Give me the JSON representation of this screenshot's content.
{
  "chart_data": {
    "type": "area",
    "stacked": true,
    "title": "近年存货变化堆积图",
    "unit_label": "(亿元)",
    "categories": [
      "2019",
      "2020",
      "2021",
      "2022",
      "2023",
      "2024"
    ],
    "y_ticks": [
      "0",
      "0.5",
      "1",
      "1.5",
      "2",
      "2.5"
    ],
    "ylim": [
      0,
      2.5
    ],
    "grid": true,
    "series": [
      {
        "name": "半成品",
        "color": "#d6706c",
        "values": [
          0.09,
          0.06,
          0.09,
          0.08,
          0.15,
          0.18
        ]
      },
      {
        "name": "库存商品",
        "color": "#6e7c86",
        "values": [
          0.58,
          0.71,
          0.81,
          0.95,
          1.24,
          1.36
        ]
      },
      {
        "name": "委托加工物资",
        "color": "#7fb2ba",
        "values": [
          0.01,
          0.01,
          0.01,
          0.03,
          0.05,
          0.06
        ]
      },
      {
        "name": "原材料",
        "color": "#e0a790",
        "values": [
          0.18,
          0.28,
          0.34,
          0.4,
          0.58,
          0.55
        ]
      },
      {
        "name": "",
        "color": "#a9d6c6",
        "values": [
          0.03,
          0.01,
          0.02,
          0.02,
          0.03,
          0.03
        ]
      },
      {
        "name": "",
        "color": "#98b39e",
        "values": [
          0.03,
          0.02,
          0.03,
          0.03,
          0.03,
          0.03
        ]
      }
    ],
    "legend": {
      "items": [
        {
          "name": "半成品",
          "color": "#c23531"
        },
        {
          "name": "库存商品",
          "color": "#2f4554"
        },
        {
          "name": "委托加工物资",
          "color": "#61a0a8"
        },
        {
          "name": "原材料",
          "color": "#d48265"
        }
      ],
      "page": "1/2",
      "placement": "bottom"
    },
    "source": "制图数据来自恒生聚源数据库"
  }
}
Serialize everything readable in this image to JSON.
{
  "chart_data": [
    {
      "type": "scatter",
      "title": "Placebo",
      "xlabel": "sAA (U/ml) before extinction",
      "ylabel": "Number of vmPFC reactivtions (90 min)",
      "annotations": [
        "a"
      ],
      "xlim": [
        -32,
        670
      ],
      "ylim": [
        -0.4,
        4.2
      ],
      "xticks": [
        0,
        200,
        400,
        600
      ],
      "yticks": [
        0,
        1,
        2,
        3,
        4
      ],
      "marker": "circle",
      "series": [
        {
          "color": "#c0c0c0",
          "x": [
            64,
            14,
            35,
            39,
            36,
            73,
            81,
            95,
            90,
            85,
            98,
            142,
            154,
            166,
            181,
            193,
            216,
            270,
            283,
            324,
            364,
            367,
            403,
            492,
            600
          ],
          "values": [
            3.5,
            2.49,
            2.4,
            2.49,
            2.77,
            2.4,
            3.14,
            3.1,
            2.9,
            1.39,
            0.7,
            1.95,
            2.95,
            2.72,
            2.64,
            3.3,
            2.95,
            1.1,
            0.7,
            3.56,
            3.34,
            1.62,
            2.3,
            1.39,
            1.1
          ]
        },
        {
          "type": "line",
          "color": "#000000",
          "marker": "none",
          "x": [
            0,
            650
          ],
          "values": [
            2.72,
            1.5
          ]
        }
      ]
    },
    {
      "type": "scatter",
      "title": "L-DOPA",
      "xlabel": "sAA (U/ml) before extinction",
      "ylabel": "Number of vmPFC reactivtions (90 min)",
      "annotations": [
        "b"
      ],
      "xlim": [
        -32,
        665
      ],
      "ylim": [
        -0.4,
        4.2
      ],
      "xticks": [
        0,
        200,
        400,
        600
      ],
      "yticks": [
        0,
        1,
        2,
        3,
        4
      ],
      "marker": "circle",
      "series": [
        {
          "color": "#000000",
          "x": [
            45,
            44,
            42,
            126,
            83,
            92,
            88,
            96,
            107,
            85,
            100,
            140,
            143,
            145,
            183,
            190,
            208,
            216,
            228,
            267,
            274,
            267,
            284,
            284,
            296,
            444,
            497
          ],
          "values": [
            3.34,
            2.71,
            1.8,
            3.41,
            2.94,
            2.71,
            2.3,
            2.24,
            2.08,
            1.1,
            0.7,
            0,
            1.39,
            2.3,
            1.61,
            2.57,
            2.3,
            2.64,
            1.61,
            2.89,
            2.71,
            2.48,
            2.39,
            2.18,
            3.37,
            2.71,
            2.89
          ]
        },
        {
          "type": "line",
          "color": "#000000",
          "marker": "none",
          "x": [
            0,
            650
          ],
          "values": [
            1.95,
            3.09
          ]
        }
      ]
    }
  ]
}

--

■ **What you have to do**
Every line above should be printed again exactly as it stands.

■ **In response**
Give me the JSON representation of this screenshot's content.
{
  "chart_data": {
    "type": "area",
    "stacked": true,
    "title": "近年存货变化堆积图",
    "unit_label": "(亿元)",
    "categories": [
      "2019",
      "2020",
      "2021",
      "2022",
      "2023",
      "2024"
    ],
    "y_ticks": [
      "0",
      "0.5",
      "1",
      "1.5",
      "2",
      "2.5"
    ],
    "ylim": [
      0,
      2.5
    ],
    "grid": true,
    "series": [
      {
        "name": "半成品",
        "color": "#d6706c",
        "values": [
          0.09,
          0.06,
          0.09,
          0.08,
          0.15,
          0.18
        ]
      },
      {
        "name": "库存商品",
        "color": "#6e7c86",
        "values": [
          0.58,
          0.71,
          0.81,
          0.95,
          1.24,
          1.36
        ]
      },
      {
        "name": "委托加工物资",
        "color": "#7fb2ba",
        "values": [
          0.01,
          0.01,
          0.01,
          0.03,
          0.05,
          0.06
        ]
      },
      {
        "name": "原材料",
        "color": "#e0a790",
        "values": [
          0.18,
          0.28,
          0.34,
          0.4,
          0.58,
          0.55
        ]
      },
      {
        "name": "",
        "color": "#a9d6c6",
        "values": [
          0.03,
          0.01,
          0.02,
          0.02,
          0.03,
          0.03
        ]
      },
      {
        "name": "",
        "color": "#98b39e",
        "values": [
          0.03,
          0.02,
          0.03,
          0.03,
          0.03,
          0.03
        ]
      }
    ],
    "legend": {
      "items": [
        {
          "name": "半成品",
          "color": "#c23531"
        },
        {
          "name": "库存商品",
          "color": "#2f4554"
        },
        {
          "name": "委托加工物资",
          "color": "#61a0a8"
        },
        {
          "name": "原材料",
          "color": "#d48265"
        }
      ],
      "page": "1/2",
      "placement": "bottom"
    },
    "source": "制图数据来自恒生聚源数据库"
  }
}
Serialize everything readable in this image to JSON.
{
  "chart_data": [
    {
      "type": "scatter",
      "title": "Placebo",
      "xlabel": "sAA (U/ml) before extinction",
      "ylabel": "Number of vmPFC reactivtions (90 min)",
      "annotations": [
        "a"
      ],
      "xlim": [
        -32,
        670
      ],
      "ylim": [
        -0.4,
        4.2
      ],
      "xticks": [
        0,
        200,
        400,
        600
      ],
      "yticks": [
        0,
        1,
        2,
        3,
        4
      ],
      "marker": "circle",
      "series": [
        {
          "color": "#c0c0c0",
          "x": [
            64,
            14,
            35,
            39,
            36,
            73,
            81,
            95,
            90,
            85,
            98,
            142,
            154,
            166,
            181,
            193,
            216,
            270,
            283,
            324,
            364,
            367,
            403,
            492,
            600
          ],
          "values": [
            3.5,
            2.49,
            2.4,
            2.49,
            2.77,
            2.4,
            3.14,
            3.1,
            2.9,
            1.39,
            0.7,
            1.95,
            2.95,
            2.72,
            2.64,
            3.3,
            2.95,
            1.1,
            0.7,
            3.56,
            3.34,
            1.62,
            2.3,
            1.39,
            1.1
          ]
        },
        {
          "type": "line",
          "color": "#000000",
          "marker": "none",
          "x": [
            0,
            650
          ],
          "values": [
            2.72,
            1.5
          ]
        }
      ]
    },
    {
      "type": "scatter",
      "title": "L-DOPA",
      "xlabel": "sAA (U/ml) before extinction",
      "ylabel": "Number of vmPFC reactivtions (90 min)",
      "annotations": [
        "b"
      ],
      "xlim": [
        -32,
        665
      ],
      "ylim": [
        -0.4,
        4.2
      ],
      "xticks": [
        0,
        200,
        400,
        600
      ],
      "yticks": [
        0,
        1,
        2,
        3,
        4
      ],
      "marker": "circle",
      "series": [
        {
          "color": "#000000",
          "x": [
            45,
            44,
            42,
            126,
            83,
            92,
            88,
            96,
            107,
            85,
            100,
            140,
            143,
            145,
            183,
            190,
            208,
            216,
            228,
            267,
            274,
            267,
            284,
            284,
            296,
            444,
            497
          ],
          "values": [
            3.34,
            2.71,
            1.8,
            3.41,
            2.94,
            2.71,
            2.3,
            2.24,
            2.08,
            1.1,
            0.7,
            0,
            1.39,
            2.3,
            1.61,
            2.57,
            2.3,
            2.64,
            1.61,
            2.89,
            2.71,
            2.48,
            2.39,
            2.18,
            3.37,
            2.71,
            2.89
          ]
        },
        {
          "type": "line",
          "color": "#000000",
          "marker": "none",
          "x": [
            0,
            650
          ],
          "values": [
            1.95,
            3.09
          ]
        }
      ]
    }
  ]
}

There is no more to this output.